**Written instruction**
Go over the listing below line by line and tally those containing "screenshot". Give only the tally.

**Provided data**
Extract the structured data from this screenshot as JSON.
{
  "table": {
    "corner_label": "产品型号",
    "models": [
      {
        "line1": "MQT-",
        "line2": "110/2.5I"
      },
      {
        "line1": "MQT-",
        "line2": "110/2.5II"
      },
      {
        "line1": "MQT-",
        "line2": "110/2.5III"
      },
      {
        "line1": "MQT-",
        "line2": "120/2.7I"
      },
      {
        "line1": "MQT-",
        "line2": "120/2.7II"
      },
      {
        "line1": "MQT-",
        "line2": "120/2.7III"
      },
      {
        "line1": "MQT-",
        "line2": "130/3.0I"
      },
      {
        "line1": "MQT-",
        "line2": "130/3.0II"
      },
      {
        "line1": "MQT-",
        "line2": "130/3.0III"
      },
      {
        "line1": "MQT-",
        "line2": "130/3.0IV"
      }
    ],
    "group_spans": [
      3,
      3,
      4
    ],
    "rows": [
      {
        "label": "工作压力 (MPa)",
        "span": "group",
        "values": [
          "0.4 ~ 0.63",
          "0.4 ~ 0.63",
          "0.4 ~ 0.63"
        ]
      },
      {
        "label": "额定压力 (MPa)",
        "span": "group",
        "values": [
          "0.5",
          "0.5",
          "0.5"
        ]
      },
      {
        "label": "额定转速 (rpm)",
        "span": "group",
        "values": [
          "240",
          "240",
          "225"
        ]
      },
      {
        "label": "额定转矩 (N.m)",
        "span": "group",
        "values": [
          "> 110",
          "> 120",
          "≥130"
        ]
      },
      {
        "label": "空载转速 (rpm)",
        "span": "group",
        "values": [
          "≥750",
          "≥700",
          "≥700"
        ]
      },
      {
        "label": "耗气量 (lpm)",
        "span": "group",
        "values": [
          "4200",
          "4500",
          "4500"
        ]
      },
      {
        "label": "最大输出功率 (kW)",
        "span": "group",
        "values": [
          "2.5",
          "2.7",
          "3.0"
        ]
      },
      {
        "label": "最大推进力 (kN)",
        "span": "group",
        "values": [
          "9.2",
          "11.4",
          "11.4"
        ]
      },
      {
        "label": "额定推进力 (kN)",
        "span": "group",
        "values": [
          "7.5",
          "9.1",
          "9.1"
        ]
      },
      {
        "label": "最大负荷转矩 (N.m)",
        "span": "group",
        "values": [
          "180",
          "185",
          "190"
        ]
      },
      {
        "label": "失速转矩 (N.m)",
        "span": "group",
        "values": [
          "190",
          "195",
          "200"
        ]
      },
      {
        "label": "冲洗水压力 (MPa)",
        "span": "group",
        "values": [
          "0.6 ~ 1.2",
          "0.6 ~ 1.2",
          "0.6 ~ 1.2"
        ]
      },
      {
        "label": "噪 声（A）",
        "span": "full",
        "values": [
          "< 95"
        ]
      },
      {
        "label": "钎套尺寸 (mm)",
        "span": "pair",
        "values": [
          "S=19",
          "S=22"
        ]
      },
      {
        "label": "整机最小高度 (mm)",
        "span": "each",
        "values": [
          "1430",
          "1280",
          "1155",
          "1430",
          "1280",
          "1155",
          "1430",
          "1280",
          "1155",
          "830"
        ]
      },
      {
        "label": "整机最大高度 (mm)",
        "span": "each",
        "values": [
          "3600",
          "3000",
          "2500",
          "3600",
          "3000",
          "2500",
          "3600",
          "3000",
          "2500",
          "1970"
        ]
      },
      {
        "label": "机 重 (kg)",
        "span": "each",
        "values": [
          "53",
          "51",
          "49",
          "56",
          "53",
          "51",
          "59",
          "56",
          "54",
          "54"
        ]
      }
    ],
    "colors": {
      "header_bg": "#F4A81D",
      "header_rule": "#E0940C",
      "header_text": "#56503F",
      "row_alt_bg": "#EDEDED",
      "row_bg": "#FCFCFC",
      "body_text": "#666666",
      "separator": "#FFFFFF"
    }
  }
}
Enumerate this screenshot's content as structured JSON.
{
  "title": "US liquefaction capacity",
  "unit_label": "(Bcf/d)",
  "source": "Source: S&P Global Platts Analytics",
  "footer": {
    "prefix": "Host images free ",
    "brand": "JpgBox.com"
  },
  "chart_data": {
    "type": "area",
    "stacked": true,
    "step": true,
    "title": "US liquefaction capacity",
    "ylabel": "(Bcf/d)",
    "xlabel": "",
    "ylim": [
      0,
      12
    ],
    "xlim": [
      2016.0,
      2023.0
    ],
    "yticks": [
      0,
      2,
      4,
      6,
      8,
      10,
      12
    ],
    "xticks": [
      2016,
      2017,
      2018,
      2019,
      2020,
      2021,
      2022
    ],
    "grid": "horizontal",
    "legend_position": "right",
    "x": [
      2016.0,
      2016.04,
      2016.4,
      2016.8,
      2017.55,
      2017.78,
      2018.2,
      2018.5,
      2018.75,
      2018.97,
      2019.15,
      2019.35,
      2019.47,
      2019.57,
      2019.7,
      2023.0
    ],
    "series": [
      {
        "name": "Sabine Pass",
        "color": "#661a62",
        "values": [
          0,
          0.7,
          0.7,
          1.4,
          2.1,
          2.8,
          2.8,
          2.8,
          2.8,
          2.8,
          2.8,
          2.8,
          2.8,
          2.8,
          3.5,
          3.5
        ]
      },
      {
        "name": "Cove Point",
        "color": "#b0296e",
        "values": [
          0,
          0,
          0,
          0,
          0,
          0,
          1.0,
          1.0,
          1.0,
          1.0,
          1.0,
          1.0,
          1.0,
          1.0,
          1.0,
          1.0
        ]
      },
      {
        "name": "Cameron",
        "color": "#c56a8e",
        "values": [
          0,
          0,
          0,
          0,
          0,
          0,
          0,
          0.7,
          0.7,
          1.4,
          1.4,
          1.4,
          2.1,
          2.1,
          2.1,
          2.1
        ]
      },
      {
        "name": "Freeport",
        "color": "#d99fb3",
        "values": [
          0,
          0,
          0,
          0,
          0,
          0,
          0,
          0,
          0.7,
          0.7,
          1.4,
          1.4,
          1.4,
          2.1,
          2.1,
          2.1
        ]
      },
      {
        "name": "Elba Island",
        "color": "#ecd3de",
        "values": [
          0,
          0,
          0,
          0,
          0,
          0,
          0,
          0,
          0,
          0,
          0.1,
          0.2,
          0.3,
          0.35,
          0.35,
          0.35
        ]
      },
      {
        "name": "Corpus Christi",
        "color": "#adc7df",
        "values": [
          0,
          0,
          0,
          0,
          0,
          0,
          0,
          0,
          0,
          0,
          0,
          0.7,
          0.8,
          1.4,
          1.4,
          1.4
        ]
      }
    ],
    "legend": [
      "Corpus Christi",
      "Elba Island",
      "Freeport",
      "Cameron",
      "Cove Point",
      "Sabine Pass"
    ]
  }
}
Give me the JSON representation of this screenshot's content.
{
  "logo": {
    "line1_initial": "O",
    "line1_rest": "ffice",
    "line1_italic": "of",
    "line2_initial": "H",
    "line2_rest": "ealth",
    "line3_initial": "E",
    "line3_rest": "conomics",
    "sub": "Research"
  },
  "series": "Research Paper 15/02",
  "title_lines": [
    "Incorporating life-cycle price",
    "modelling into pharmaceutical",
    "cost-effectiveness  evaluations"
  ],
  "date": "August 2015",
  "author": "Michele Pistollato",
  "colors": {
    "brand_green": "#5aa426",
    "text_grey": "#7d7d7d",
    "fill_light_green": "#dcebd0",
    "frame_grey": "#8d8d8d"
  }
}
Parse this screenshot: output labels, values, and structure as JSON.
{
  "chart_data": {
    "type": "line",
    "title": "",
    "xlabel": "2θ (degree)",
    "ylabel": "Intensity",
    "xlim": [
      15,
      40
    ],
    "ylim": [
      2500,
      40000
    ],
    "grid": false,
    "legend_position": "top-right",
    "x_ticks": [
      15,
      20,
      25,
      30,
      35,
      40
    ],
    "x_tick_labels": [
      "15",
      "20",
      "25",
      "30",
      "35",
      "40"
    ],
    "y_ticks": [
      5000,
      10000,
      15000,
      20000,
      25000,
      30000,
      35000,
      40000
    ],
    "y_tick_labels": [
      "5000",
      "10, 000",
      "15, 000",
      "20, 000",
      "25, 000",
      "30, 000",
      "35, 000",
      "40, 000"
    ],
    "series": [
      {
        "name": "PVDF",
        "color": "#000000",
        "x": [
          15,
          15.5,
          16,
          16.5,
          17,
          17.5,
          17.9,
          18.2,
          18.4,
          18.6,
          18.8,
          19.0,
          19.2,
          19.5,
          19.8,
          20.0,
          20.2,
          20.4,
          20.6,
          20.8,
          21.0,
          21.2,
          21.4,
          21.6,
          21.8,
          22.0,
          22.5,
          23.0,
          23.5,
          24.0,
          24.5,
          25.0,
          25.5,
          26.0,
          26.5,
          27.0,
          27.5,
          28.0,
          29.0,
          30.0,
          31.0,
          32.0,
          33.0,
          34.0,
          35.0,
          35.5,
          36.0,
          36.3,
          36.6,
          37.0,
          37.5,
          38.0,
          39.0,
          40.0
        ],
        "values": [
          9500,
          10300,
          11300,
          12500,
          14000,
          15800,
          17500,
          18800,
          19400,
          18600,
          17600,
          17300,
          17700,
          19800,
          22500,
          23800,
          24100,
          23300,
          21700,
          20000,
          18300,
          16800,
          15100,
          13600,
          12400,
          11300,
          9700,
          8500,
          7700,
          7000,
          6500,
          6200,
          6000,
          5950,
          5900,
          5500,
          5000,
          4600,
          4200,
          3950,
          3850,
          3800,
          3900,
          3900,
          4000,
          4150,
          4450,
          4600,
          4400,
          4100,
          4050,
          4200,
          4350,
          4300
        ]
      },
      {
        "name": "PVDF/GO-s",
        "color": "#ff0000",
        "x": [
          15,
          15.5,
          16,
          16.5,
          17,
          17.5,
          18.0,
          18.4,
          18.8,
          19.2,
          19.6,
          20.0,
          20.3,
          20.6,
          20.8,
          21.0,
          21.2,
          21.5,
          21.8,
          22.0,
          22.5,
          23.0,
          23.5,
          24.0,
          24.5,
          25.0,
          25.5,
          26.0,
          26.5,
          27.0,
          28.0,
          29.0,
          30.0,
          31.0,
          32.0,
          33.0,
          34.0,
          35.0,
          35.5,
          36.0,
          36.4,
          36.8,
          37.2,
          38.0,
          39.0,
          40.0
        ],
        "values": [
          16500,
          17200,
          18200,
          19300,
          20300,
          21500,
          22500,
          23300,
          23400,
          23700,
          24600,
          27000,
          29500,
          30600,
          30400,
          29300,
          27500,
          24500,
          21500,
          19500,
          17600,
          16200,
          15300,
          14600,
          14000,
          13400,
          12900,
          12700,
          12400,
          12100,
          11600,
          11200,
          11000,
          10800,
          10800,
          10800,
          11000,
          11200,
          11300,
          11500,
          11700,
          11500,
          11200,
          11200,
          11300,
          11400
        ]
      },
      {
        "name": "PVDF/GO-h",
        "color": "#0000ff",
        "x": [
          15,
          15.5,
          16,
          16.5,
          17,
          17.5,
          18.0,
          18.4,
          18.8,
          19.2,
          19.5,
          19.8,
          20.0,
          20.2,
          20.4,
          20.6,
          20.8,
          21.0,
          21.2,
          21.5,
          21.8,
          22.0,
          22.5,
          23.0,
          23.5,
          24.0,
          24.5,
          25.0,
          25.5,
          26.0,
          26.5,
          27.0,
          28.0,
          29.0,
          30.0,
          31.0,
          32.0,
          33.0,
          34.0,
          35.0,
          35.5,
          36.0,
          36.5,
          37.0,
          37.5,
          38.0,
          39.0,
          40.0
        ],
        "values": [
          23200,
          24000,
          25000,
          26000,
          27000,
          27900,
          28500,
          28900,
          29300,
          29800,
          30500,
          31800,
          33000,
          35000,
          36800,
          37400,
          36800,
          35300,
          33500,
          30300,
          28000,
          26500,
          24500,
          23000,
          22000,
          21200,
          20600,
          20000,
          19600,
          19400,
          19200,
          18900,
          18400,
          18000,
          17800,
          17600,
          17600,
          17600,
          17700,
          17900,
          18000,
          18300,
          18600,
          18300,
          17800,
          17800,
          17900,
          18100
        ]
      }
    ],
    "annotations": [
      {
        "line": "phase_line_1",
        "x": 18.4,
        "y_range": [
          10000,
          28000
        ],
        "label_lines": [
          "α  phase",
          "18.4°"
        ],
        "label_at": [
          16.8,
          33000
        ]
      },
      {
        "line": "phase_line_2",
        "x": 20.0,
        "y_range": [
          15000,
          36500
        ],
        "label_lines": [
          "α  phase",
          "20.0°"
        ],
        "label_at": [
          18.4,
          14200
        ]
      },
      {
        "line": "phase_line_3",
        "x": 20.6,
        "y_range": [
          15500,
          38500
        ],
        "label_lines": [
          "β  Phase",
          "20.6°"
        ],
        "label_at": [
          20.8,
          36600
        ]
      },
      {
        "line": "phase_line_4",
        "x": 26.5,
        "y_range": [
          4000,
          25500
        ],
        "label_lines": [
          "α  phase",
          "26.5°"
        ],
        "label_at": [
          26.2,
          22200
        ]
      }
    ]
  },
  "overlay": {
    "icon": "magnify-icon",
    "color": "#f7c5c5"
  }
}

**The result**
4